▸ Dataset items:
- - - - - - -
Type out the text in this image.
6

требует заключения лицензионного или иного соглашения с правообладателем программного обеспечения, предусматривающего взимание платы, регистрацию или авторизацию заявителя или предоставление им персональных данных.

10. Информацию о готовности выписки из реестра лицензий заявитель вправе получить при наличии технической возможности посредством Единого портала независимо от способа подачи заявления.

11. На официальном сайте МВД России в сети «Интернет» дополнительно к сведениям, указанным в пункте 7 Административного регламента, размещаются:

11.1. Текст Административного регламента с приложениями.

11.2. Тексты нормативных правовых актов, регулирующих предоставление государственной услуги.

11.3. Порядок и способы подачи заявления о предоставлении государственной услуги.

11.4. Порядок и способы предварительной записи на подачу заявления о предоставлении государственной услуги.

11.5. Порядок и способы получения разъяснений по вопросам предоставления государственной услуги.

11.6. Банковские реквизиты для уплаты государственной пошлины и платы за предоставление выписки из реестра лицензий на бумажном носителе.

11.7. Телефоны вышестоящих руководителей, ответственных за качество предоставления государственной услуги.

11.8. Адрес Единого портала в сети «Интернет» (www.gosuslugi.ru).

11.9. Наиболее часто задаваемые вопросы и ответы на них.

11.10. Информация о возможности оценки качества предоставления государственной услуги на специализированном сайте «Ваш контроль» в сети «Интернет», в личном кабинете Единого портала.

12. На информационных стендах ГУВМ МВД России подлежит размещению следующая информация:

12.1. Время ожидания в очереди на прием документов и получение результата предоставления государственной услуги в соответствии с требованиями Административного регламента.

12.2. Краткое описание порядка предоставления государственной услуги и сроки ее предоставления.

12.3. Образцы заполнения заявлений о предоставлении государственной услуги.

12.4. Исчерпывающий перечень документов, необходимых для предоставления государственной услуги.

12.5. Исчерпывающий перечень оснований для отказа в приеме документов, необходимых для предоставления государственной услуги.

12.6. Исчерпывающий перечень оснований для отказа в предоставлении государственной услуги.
- - - - - - -
▸ Instructions for the task:
Tally up the lines with the word "Административного" in them, and answer with that number by itself.

▸ The reply:
3